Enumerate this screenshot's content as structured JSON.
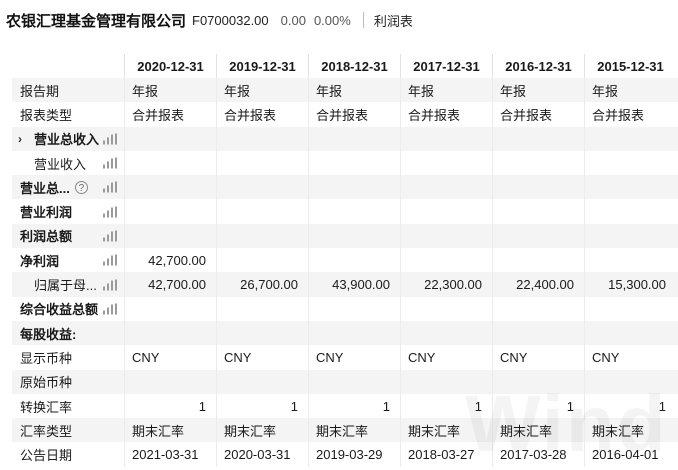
{
  "header": {
    "company": "农银汇理基金管理有限公司",
    "code": "F0700032.00",
    "price": "0.00",
    "change_pct": "0.00%",
    "statement": "利润表"
  },
  "periods": [
    "2020-12-31",
    "2019-12-31",
    "2018-12-31",
    "2017-12-31",
    "2016-12-31",
    "2015-12-31"
  ],
  "rows": [
    {
      "label": "报告期",
      "bold": false,
      "indent": false,
      "caret": false,
      "bars": false,
      "help": false,
      "numeric": false,
      "values": [
        "年报",
        "年报",
        "年报",
        "年报",
        "年报",
        "年报"
      ]
    },
    {
      "label": "报表类型",
      "bold": false,
      "indent": false,
      "caret": false,
      "bars": false,
      "help": false,
      "numeric": false,
      "values": [
        "合并报表",
        "合并报表",
        "合并报表",
        "合并报表",
        "合并报表",
        "合并报表"
      ]
    },
    {
      "label": "营业总收入",
      "bold": true,
      "indent": true,
      "caret": true,
      "bars": true,
      "help": false,
      "numeric": true,
      "values": [
        "",
        "",
        "",
        "",
        "",
        ""
      ]
    },
    {
      "label": "营业收入",
      "bold": false,
      "indent": true,
      "caret": false,
      "bars": true,
      "help": false,
      "numeric": true,
      "values": [
        "",
        "",
        "",
        "",
        "",
        ""
      ]
    },
    {
      "label": "营业总...",
      "bold": true,
      "indent": false,
      "caret": false,
      "bars": true,
      "help": true,
      "numeric": true,
      "values": [
        "",
        "",
        "",
        "",
        "",
        ""
      ]
    },
    {
      "label": "营业利润",
      "bold": true,
      "indent": false,
      "caret": false,
      "bars": true,
      "help": false,
      "numeric": true,
      "values": [
        "",
        "",
        "",
        "",
        "",
        ""
      ]
    },
    {
      "label": "利润总额",
      "bold": true,
      "indent": false,
      "caret": false,
      "bars": true,
      "help": false,
      "numeric": true,
      "values": [
        "",
        "",
        "",
        "",
        "",
        ""
      ]
    },
    {
      "label": "净利润",
      "bold": true,
      "indent": false,
      "caret": false,
      "bars": true,
      "help": false,
      "numeric": true,
      "values": [
        "42,700.00",
        "",
        "",
        "",
        "",
        ""
      ]
    },
    {
      "label": "归属于母...",
      "bold": false,
      "indent": true,
      "caret": false,
      "bars": true,
      "help": false,
      "numeric": true,
      "values": [
        "42,700.00",
        "26,700.00",
        "43,900.00",
        "22,300.00",
        "22,400.00",
        "15,300.00"
      ]
    },
    {
      "label": "综合收益总额",
      "bold": true,
      "indent": false,
      "caret": false,
      "bars": true,
      "help": false,
      "numeric": true,
      "values": [
        "",
        "",
        "",
        "",
        "",
        ""
      ]
    },
    {
      "label": "每股收益:",
      "bold": true,
      "indent": false,
      "caret": false,
      "bars": false,
      "help": false,
      "numeric": false,
      "values": [
        "",
        "",
        "",
        "",
        "",
        ""
      ]
    },
    {
      "label": "显示币种",
      "bold": false,
      "indent": false,
      "caret": false,
      "bars": false,
      "help": false,
      "numeric": false,
      "values": [
        "CNY",
        "CNY",
        "CNY",
        "CNY",
        "CNY",
        "CNY"
      ]
    },
    {
      "label": "原始币种",
      "bold": false,
      "indent": false,
      "caret": false,
      "bars": false,
      "help": false,
      "numeric": false,
      "values": [
        "",
        "",
        "",
        "",
        "",
        ""
      ]
    },
    {
      "label": "转换汇率",
      "bold": false,
      "indent": false,
      "caret": false,
      "bars": false,
      "help": false,
      "numeric": true,
      "values": [
        "1",
        "1",
        "1",
        "1",
        "1",
        "1"
      ]
    },
    {
      "label": "汇率类型",
      "bold": false,
      "indent": false,
      "caret": false,
      "bars": false,
      "help": false,
      "numeric": false,
      "values": [
        "期末汇率",
        "期末汇率",
        "期末汇率",
        "期末汇率",
        "期末汇率",
        "期末汇率"
      ]
    },
    {
      "label": "公告日期",
      "bold": false,
      "indent": false,
      "caret": false,
      "bars": false,
      "help": false,
      "numeric": false,
      "values": [
        "2021-03-31",
        "2020-03-31",
        "2019-03-29",
        "2018-03-27",
        "2017-03-28",
        "2016-04-01"
      ]
    }
  ],
  "icons": {
    "bars": "bar-chart-icon",
    "caret": "chevron-right-icon",
    "help": "question-circle-icon"
  },
  "help_glyph": "?",
  "caret_glyph": "›",
  "watermark": "Wind"
}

--*--

* WHAT YOU WILL DO
The records above need to be given again exactly. Omit the pictures.

* COMPLETE RESPONSE
Enumerate this screenshot's content as structured JSON.
{
  "header": {
    "company": "农银汇理基金管理有限公司",
    "code": "F0700032.00",
    "price": "0.00",
    "change_pct": "0.00%",
    "statement": "利润表"
  },
  "periods": [
    "2020-12-31",
    "2019-12-31",
    "2018-12-31",
    "2017-12-31",
    "2016-12-31",
    "2015-12-31"
  ],
  "rows": [
    {
      "label": "报告期",
      "bold": false,
      "indent": false,
      "caret": false,
      "bars": false,
      "help": false,
      "numeric": false,
      "values": [
        "年报",
        "年报",
        "年报",
        "年报",
        "年报",
        "年报"
      ]
    },
    {
      "label": "报表类型",
      "bold": false,
      "indent": false,
      "caret": false,
      "bars": false,
      "help": false,
      "numeric": false,
      "values": [
        "合并报表",
        "合并报表",
        "合并报表",
        "合并报表",
        "合并报表",
        "合并报表"
      ]
    },
    {
      "label": "营业总收入",
      "bold": true,
      "indent": true,
      "caret": true,
      "bars": true,
      "help": false,
      "numeric": true,
      "values": [
        "",
        "",
        "",
        "",
        "",
        ""
      ]
    },
    {
      "label": "营业收入",
      "bold": false,
      "indent": true,
      "caret": false,
      "bars": true,
      "help": false,
      "numeric": true,
      "values": [
        "",
        "",
        "",
        "",
        "",
        ""
      ]
    },
    {
      "label": "营业总...",
      "bold": true,
      "indent": false,
      "caret": false,
      "bars": true,
      "help": true,
      "numeric": true,
      "values": [
        "",
        "",
        "",
        "",
        "",
        ""
      ]
    },
    {
      "label": "营业利润",
      "bold": true,
      "indent": false,
      "caret": false,
      "bars": true,
      "help": false,
      "numeric": true,
      "values": [
        "",
        "",
        "",
        "",
        "",
        ""
      ]
    },
    {
      "label": "利润总额",
      "bold": true,
      "indent": false,
      "caret": false,
      "bars": true,
      "help": false,
      "numeric": true,
      "values": [
        "",
        "",
        "",
        "",
        "",
        ""
      ]
    },
    {
      "label": "净利润",
      "bold": true,
      "indent": false,
      "caret": false,
      "bars": true,
      "help": false,
      "numeric": true,
      "values": [
        "42,700.00",
        "",
        "",
        "",
        "",
        ""
      ]
    },
    {
      "label": "归属于母...",
      "bold": false,
      "indent": true,
      "caret": false,
      "bars": true,
      "help": false,
      "numeric": true,
      "values": [
        "42,700.00",
        "26,700.00",
        "43,900.00",
        "22,300.00",
        "22,400.00",
        "15,300.00"
      ]
    },
    {
      "label": "综合收益总额",
      "bold": true,
      "indent": false,
      "caret": false,
      "bars": true,
      "help": false,
      "numeric": true,
      "values": [
        "",
        "",
        "",
        "",
        "",
        ""
      ]
    },
    {
      "label": "每股收益:",
      "bold": true,
      "indent": false,
      "caret": false,
      "bars": false,
      "help": false,
      "numeric": false,
      "values": [
        "",
        "",
        "",
        "",
        "",
        ""
      ]
    },
    {
      "label": "显示币种",
      "bold": false,
      "indent": false,
      "caret": false,
      "bars": false,
      "help": false,
      "numeric": false,
      "values": [
        "CNY",
        "CNY",
        "CNY",
        "CNY",
        "CNY",
        "CNY"
      ]
    },
    {
      "label": "原始币种",
      "bold": false,
      "indent": false,
      "caret": false,
      "bars": false,
      "help": false,
      "numeric": false,
      "values": [
        "",
        "",
        "",
        "",
        "",
        ""
      ]
    },
    {
      "label": "转换汇率",
      "bold": false,
      "indent": false,
      "caret": false,
      "bars": false,
      "help": false,
      "numeric": true,
      "values": [
        "1",
        "1",
        "1",
        "1",
        "1",
        "1"
      ]
    },
    {
      "label": "汇率类型",
      "bold": false,
      "indent": false,
      "caret": false,
      "bars": false,
      "help": false,
      "numeric": false,
      "values": [
        "期末汇率",
        "期末汇率",
        "期末汇率",
        "期末汇率",
        "期末汇率",
        "期末汇率"
      ]
    },
    {
      "label": "公告日期",
      "bold": false,
      "indent": false,
      "caret": false,
      "bars": false,
      "help": false,
      "numeric": false,
      "values": [
        "2021-03-31",
        "2020-03-31",
        "2019-03-29",
        "2018-03-27",
        "2017-03-28",
        "2016-04-01"
      ]
    }
  ],
  "icons": {
    "bars": "bar-chart-icon",
    "caret": "chevron-right-icon",
    "help": "question-circle-icon"
  },
  "help_glyph": "?",
  "caret_glyph": "›",
  "watermark": "Wind"
}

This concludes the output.